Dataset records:
┄┄┄┄┄┄┄┄┄┄┄┄┄┄┄┄┄┄┄┄
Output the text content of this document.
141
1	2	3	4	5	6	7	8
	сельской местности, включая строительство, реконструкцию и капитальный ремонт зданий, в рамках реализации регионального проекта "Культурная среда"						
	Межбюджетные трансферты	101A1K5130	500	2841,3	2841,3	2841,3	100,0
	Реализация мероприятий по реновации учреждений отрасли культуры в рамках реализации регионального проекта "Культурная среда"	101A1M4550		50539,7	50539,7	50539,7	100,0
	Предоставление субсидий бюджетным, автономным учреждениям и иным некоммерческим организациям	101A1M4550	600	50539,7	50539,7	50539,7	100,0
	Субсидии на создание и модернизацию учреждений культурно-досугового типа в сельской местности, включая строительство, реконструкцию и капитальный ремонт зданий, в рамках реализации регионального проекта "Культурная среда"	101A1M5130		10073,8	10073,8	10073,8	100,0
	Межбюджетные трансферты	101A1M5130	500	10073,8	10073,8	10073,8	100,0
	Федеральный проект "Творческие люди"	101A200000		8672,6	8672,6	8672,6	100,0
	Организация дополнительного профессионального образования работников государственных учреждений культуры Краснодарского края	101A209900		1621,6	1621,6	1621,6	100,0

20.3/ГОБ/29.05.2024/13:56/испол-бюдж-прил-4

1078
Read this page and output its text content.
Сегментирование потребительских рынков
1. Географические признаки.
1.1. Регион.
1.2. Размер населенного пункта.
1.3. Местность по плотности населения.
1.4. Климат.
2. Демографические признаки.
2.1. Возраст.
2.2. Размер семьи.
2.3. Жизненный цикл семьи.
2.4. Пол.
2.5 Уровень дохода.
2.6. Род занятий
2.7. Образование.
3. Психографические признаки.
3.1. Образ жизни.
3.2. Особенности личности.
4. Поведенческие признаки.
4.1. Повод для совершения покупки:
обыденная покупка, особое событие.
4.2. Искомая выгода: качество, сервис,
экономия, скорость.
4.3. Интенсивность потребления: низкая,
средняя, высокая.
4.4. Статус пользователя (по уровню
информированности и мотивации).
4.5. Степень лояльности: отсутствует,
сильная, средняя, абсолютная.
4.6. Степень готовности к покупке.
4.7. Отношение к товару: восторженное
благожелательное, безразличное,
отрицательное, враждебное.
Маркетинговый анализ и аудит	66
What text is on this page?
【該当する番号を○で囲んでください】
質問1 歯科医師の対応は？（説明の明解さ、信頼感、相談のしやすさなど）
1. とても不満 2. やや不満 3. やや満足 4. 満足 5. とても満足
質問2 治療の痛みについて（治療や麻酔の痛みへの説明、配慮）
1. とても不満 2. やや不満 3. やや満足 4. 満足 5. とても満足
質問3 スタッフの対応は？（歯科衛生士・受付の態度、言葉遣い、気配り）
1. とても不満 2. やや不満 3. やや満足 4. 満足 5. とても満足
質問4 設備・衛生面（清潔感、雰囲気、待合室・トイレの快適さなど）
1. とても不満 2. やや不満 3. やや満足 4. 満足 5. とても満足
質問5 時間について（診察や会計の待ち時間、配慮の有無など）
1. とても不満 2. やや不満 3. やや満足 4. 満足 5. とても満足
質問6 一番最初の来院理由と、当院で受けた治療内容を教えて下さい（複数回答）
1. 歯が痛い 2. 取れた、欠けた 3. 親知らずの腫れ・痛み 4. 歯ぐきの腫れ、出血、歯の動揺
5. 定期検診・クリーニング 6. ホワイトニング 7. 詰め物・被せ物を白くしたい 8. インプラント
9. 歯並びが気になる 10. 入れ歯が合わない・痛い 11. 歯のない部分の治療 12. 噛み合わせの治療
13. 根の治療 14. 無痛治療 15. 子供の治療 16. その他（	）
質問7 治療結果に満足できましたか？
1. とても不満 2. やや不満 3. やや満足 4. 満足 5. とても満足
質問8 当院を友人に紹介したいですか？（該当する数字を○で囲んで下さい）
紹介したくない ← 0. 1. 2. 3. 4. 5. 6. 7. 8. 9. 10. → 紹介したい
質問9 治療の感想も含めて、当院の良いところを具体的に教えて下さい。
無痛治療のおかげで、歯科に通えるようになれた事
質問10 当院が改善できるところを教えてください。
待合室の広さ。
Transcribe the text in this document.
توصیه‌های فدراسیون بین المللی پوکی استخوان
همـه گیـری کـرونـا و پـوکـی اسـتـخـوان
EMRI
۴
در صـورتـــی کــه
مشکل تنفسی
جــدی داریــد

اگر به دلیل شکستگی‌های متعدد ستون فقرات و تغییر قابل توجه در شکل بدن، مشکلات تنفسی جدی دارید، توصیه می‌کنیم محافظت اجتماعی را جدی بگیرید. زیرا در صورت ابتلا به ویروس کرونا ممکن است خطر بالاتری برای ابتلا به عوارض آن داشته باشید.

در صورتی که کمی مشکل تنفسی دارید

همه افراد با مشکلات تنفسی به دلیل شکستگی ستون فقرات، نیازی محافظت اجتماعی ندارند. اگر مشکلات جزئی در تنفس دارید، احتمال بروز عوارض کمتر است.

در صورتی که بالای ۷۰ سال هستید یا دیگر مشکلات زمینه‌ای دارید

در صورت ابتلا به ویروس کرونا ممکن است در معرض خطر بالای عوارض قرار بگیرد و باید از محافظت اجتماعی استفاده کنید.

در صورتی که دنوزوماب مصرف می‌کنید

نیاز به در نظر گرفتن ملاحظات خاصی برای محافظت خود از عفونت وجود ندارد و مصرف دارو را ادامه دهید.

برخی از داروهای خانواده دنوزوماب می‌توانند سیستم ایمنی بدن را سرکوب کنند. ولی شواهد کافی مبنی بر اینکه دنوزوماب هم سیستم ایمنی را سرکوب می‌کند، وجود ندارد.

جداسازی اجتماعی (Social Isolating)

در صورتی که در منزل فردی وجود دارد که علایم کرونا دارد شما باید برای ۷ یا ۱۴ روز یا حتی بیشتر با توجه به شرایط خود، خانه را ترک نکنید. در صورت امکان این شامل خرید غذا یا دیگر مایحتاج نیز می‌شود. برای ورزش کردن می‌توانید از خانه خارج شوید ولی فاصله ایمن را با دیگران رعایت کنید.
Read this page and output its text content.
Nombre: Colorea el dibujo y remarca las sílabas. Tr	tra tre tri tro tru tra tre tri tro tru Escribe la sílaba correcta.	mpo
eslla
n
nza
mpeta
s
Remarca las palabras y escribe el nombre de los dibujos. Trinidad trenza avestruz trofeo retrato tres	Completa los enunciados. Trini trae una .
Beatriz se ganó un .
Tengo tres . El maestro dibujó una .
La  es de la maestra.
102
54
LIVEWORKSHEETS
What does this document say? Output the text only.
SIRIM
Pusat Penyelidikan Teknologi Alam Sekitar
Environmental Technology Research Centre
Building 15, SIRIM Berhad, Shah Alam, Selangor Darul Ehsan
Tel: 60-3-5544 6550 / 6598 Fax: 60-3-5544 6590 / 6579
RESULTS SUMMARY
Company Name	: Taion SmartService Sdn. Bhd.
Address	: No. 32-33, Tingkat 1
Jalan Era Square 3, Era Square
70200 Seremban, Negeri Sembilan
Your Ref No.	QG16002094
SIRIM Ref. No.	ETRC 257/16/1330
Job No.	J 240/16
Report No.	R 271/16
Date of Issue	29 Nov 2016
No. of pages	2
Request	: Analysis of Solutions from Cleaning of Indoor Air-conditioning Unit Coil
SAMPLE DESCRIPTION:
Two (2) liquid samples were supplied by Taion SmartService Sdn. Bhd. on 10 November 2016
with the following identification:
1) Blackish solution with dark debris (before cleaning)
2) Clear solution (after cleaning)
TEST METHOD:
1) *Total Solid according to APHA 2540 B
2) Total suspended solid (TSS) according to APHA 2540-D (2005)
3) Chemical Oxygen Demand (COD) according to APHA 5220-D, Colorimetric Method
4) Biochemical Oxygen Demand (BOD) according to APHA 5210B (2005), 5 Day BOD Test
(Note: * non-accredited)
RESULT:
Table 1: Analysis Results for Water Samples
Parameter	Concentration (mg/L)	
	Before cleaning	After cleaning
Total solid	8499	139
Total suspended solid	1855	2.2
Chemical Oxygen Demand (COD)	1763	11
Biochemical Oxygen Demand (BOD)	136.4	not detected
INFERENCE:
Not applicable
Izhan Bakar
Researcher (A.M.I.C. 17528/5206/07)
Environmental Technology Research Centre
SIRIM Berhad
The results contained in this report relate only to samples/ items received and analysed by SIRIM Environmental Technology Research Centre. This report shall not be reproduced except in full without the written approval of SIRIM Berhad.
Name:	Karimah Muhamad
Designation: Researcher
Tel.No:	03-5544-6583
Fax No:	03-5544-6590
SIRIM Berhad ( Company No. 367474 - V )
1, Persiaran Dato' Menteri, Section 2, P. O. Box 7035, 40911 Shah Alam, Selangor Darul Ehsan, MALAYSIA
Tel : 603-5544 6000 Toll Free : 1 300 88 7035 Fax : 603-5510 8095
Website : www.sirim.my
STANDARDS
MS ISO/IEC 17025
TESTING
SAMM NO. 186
┄┄┄┄┄┄┄┄┄┄┄┄┄┄┄┄┄┄┄┄
What the task requires — Within the listing above, find every line containing the string "ابتلا" and return it.

Final result —
اگر به دلیل شکستگی‌های متعدد ستون فقرات و تغییر قابل توجه در شکل بدن، مشکلات تنفسی جدی دارید، توصیه می‌کنیم محافظت اجتماعی را جدی بگیرید. زیرا در صورت ابتلا به ویروس کرونا ممکن است خطر بالاتری برای ابتلا به عوارض آن داشته باشید.
در صورت ابتلا به ویروس کرونا ممکن است در معرض خطر بالای عوارض قرار بگیرد و باید از محافظت اجتماعی استفاده کنید.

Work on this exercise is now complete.